> **Source information**

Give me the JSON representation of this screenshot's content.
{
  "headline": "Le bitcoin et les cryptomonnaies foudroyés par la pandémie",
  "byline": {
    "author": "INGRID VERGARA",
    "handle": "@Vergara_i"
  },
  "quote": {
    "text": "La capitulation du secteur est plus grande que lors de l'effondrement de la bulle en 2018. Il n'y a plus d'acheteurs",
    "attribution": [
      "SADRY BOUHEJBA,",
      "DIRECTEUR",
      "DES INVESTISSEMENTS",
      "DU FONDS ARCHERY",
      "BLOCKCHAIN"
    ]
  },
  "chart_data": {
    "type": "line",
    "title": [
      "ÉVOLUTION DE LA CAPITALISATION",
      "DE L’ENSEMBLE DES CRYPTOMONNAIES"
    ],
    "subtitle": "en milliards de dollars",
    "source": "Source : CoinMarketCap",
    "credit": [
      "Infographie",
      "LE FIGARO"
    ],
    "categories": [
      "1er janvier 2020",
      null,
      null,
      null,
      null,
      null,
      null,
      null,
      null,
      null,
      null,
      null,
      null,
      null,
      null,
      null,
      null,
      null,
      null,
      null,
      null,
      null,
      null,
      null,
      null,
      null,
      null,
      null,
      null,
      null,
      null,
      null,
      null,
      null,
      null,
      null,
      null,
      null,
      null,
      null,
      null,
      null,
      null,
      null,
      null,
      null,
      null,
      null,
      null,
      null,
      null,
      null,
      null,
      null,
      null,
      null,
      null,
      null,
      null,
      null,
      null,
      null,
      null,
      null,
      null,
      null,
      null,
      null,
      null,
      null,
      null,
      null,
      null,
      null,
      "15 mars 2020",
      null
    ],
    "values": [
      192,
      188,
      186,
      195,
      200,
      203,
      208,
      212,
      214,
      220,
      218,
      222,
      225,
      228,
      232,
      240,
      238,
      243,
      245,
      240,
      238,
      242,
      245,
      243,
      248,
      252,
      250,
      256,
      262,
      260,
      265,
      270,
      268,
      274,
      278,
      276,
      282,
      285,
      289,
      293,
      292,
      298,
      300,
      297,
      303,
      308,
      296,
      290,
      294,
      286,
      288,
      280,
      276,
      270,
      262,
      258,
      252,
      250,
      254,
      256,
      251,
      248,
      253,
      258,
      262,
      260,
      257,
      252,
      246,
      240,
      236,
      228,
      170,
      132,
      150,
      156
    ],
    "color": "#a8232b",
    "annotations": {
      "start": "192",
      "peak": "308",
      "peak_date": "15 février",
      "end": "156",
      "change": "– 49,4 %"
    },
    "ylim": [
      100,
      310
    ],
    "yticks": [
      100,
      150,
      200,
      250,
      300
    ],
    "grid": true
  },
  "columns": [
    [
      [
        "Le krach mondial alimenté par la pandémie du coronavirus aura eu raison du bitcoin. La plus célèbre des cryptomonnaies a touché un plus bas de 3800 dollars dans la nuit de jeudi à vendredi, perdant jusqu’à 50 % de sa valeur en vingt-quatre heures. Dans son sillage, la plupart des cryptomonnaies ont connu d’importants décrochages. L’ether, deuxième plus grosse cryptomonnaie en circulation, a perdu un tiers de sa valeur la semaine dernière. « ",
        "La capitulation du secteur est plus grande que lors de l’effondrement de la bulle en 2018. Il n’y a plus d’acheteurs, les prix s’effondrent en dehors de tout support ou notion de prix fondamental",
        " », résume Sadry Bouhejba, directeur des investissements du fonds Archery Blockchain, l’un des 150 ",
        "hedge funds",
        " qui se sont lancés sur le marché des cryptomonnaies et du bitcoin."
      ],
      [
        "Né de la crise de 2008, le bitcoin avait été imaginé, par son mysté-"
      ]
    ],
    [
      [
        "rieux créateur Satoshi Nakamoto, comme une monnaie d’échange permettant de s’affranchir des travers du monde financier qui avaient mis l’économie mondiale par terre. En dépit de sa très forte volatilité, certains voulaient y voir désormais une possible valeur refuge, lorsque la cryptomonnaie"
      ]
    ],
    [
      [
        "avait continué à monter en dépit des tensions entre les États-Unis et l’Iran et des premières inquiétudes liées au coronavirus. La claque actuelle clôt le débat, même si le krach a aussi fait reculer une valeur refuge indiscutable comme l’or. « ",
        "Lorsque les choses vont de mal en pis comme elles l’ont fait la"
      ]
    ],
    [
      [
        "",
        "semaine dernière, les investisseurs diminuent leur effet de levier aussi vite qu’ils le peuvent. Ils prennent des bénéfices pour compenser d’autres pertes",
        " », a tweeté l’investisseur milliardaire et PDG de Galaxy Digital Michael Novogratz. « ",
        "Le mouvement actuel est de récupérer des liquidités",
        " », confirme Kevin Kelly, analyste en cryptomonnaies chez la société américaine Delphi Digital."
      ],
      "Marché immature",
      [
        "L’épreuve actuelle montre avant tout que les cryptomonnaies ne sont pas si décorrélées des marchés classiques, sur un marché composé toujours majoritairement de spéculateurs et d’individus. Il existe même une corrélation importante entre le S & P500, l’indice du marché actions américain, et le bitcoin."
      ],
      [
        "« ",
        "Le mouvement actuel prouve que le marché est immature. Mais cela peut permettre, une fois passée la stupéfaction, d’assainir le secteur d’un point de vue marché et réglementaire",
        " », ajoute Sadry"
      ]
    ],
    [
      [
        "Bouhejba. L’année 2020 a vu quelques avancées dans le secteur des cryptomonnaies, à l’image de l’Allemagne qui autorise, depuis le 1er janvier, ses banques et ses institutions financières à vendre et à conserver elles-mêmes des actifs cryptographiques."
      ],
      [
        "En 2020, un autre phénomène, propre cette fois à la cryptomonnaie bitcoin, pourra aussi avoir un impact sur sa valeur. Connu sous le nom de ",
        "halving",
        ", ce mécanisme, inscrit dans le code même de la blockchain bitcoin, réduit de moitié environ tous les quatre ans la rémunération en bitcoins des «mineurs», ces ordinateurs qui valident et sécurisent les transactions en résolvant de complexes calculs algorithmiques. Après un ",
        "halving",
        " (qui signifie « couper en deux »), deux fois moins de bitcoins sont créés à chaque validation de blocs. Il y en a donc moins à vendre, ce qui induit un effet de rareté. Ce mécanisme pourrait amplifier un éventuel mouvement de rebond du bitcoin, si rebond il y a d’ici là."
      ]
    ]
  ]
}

==

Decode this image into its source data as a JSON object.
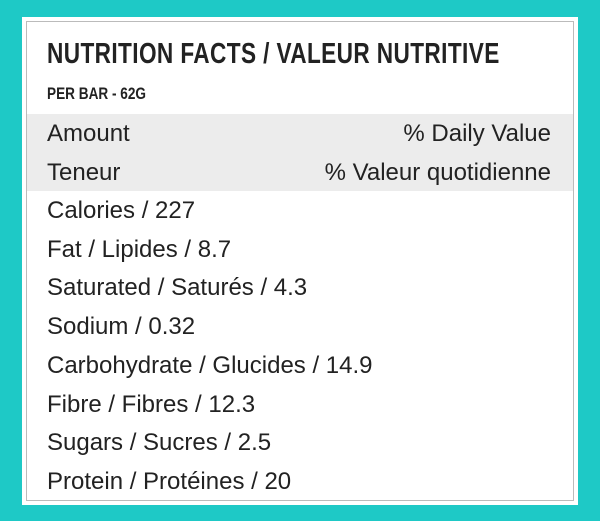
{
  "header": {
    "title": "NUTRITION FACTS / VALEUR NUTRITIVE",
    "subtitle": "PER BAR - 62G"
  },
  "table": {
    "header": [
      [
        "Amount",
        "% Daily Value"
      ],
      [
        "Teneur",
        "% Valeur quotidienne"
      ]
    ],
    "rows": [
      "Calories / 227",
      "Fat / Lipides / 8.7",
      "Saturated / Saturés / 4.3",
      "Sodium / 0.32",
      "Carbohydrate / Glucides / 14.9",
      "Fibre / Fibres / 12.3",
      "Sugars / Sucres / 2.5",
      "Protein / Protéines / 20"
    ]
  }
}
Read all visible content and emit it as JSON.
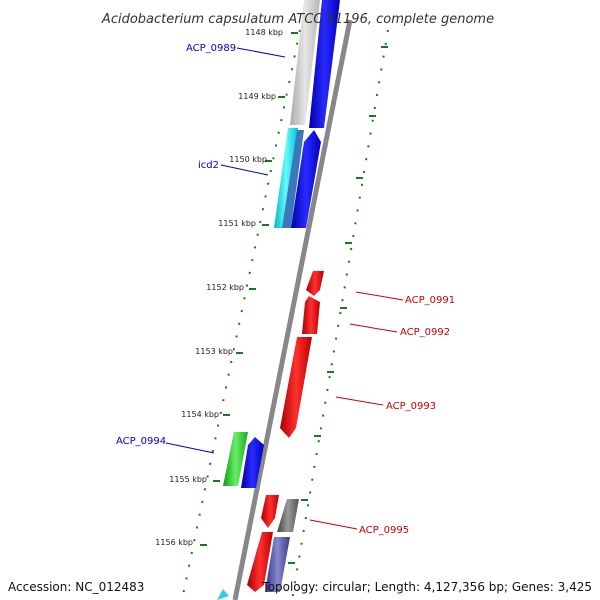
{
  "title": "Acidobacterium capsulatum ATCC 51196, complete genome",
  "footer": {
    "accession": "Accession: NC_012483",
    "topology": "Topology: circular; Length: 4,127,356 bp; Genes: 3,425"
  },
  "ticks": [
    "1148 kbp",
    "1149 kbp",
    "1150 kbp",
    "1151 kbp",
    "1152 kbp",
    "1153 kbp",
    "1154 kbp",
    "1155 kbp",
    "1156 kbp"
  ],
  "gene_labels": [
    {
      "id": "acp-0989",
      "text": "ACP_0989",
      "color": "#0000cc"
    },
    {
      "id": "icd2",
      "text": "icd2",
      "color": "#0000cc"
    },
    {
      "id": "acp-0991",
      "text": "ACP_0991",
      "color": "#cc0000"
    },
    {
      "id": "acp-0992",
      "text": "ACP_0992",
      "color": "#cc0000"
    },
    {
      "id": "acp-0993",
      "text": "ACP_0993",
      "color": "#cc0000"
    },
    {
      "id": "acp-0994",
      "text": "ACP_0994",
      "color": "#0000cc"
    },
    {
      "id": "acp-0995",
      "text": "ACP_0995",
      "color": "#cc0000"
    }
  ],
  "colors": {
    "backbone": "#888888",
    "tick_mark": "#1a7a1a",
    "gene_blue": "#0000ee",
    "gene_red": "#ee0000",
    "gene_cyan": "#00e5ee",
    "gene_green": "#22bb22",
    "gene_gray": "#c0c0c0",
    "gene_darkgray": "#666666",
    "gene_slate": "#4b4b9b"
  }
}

* * *

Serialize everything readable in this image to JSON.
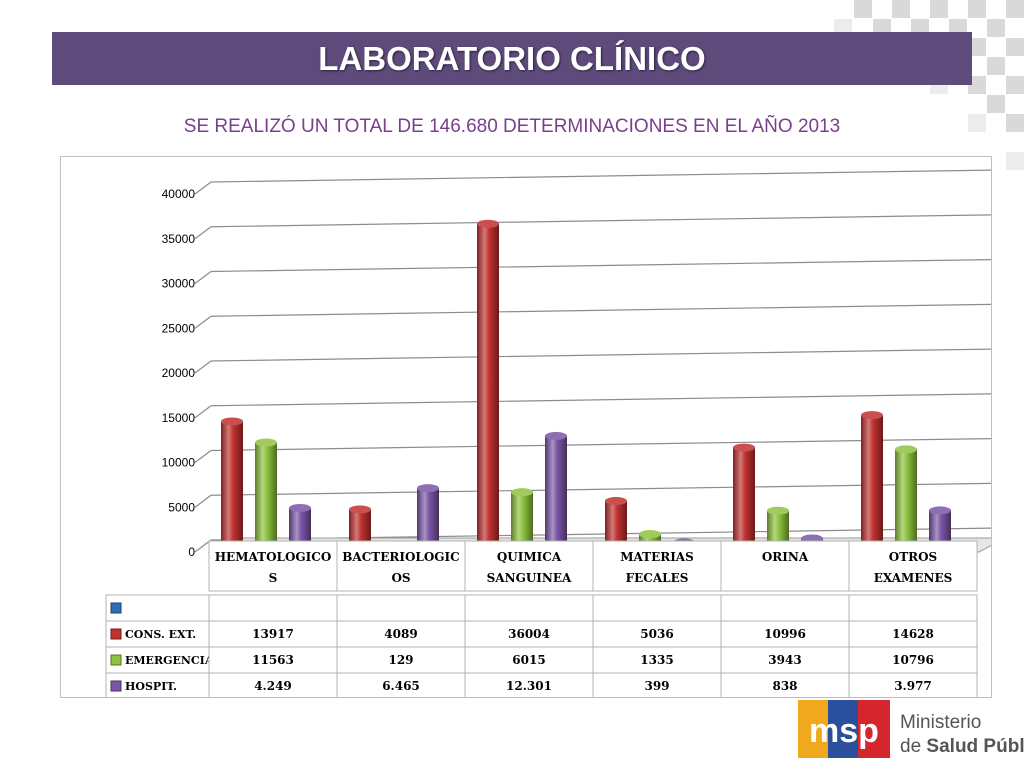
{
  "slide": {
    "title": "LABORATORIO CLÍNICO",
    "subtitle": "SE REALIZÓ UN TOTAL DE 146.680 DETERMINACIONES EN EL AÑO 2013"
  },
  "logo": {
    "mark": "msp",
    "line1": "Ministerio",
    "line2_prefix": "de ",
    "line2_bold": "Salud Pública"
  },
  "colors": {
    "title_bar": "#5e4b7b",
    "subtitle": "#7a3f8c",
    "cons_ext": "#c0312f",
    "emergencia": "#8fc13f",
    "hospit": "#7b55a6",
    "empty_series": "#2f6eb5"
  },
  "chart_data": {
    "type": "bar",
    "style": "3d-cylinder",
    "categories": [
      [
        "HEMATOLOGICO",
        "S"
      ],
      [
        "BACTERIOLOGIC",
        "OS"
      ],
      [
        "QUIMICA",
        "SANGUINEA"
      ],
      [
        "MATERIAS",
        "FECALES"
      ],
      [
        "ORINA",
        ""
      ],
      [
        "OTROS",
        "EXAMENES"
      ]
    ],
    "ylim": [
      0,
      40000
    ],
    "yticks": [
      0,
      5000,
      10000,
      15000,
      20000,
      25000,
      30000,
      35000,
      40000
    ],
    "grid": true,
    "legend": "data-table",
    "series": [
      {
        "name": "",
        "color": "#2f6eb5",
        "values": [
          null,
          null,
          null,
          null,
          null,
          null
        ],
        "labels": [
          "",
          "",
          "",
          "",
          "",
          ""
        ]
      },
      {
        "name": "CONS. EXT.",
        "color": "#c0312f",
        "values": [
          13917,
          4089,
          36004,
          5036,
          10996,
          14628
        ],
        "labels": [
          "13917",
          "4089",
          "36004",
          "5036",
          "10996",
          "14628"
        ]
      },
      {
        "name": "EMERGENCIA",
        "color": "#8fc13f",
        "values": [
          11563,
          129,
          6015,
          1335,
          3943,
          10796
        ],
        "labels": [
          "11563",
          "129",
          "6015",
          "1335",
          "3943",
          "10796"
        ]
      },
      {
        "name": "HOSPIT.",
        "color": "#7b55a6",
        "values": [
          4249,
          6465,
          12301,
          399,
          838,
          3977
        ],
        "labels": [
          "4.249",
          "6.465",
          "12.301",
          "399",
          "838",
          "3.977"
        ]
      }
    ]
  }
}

> **Requirement**
List every line above that holds the word "JSON".

> **Reply to the task**
Give me the JSON representation of this screenshot's content.
Decode this image into its source data as a JSON object.
Read all visible content and emit it as JSON.
Serialize everything readable in this image to JSON.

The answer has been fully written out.